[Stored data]
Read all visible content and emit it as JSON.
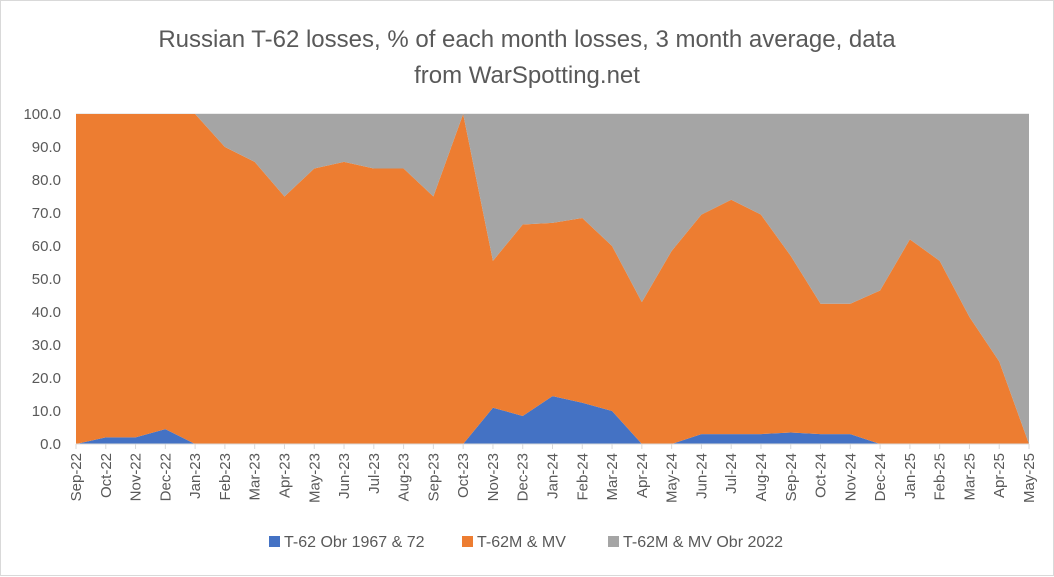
{
  "chart_data": {
    "type": "area",
    "stacked": true,
    "title_lines": [
      "Russian T-62 losses, % of each month losses, 3 month average, data",
      "from WarSpotting.net"
    ],
    "xlabel": "",
    "ylabel": "",
    "ylim": [
      0,
      100
    ],
    "y_ticks": [
      "0.0",
      "10.0",
      "20.0",
      "30.0",
      "40.0",
      "50.0",
      "60.0",
      "70.0",
      "80.0",
      "90.0",
      "100.0"
    ],
    "grid": true,
    "legend_position": "bottom",
    "categories": [
      "Sep-22",
      "Oct-22",
      "Nov-22",
      "Dec-22",
      "Jan-23",
      "Feb-23",
      "Mar-23",
      "Apr-23",
      "May-23",
      "Jun-23",
      "Jul-23",
      "Aug-23",
      "Sep-23",
      "Oct-23",
      "Nov-23",
      "Dec-23",
      "Jan-24",
      "Feb-24",
      "Mar-24",
      "Apr-24",
      "May-24",
      "Jun-24",
      "Jul-24",
      "Aug-24",
      "Sep-24",
      "Oct-24",
      "Nov-24",
      "Dec-24",
      "Jan-25",
      "Feb-25",
      "Mar-25",
      "Apr-25",
      "May-25"
    ],
    "series": [
      {
        "name": "T-62 Obr 1967 & 72",
        "color": "#4472c4",
        "values": [
          0,
          2,
          2,
          4.5,
          0,
          0,
          0,
          0,
          0,
          0,
          0,
          0,
          0,
          0,
          11,
          8.5,
          14.5,
          12.5,
          10,
          0,
          0,
          3,
          3,
          3,
          3.5,
          3,
          3,
          0,
          0,
          0,
          0,
          0,
          0
        ]
      },
      {
        "name": "T-62M & MV",
        "color": "#ed7d31",
        "values": [
          100,
          98,
          98,
          95.5,
          100,
          90,
          85.5,
          75,
          83.5,
          85.5,
          83.5,
          83.5,
          75,
          100,
          44.5,
          58,
          52.5,
          56,
          50,
          43,
          58.5,
          66.5,
          71,
          66.5,
          53.5,
          39.5,
          39.5,
          46.5,
          62,
          55.5,
          38.5,
          25,
          0
        ]
      },
      {
        "name": "T-62M & MV Obr 2022",
        "color": "#a5a5a5",
        "values": [
          0,
          0,
          0,
          0,
          0,
          10,
          14.5,
          25,
          16.5,
          14.5,
          16.5,
          16.5,
          25,
          0,
          44.5,
          33.5,
          33,
          31.5,
          40,
          57,
          41.5,
          30.5,
          26,
          30.5,
          43,
          57.5,
          57.5,
          53.5,
          38,
          44.5,
          61.5,
          75,
          100
        ]
      }
    ]
  }
}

• _Directions_:
Only the number is wanted: count the lines of the records that hold the word "name".

• _Answer to the problem_:
3